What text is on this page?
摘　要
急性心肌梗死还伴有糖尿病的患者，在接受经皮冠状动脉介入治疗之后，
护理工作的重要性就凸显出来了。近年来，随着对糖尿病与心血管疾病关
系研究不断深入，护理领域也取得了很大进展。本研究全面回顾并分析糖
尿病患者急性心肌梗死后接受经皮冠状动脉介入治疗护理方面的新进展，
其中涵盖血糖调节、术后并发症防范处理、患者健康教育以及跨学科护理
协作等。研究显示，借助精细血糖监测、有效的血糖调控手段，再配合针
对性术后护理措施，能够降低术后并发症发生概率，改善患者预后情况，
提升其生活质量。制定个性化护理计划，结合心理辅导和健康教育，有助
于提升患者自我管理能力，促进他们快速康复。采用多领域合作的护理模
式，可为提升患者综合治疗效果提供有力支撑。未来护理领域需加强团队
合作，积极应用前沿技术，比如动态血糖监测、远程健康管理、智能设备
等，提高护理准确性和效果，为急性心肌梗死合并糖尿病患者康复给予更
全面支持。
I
--------------------
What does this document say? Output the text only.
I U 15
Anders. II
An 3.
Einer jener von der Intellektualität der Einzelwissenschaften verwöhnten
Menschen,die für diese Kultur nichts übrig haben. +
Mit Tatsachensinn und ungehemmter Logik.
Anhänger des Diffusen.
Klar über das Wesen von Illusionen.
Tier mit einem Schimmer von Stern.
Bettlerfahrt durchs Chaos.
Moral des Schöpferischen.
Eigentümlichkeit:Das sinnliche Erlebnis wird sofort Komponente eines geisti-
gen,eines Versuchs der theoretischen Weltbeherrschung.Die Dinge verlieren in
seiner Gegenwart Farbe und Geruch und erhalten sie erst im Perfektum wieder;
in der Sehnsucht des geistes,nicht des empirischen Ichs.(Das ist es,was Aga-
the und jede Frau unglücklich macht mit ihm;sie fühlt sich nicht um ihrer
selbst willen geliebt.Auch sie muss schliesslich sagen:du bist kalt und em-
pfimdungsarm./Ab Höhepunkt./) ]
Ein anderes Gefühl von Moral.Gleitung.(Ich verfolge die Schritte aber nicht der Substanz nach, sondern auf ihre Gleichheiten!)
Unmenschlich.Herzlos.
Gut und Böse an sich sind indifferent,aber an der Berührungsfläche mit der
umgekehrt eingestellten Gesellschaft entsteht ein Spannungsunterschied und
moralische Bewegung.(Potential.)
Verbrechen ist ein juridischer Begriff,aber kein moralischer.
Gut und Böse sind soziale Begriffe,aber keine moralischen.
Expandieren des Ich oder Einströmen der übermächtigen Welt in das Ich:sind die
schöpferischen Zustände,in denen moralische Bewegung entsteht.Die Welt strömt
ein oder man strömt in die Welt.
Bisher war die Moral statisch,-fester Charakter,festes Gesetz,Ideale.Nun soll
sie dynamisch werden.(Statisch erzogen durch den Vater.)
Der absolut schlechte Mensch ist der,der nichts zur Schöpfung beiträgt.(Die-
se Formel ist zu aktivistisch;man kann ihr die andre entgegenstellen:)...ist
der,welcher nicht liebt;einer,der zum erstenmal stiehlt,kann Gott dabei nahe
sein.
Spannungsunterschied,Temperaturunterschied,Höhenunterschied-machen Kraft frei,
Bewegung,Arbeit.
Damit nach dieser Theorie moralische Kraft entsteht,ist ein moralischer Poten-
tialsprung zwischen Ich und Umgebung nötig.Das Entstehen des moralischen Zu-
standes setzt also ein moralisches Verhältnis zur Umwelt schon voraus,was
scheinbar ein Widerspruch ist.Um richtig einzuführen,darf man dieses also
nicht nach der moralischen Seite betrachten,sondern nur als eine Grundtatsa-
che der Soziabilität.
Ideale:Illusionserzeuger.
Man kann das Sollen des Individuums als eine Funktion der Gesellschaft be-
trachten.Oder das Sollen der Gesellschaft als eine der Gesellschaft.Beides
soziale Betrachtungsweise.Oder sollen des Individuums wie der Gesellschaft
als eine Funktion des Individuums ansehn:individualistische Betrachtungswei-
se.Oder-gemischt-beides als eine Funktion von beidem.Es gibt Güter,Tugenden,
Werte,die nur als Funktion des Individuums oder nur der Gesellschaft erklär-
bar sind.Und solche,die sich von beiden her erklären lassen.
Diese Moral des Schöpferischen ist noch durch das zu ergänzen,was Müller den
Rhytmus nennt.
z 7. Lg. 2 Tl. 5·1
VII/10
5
--------------------
Only the number is wanted: how many lines above include the word "Spannungsunterschied"?

2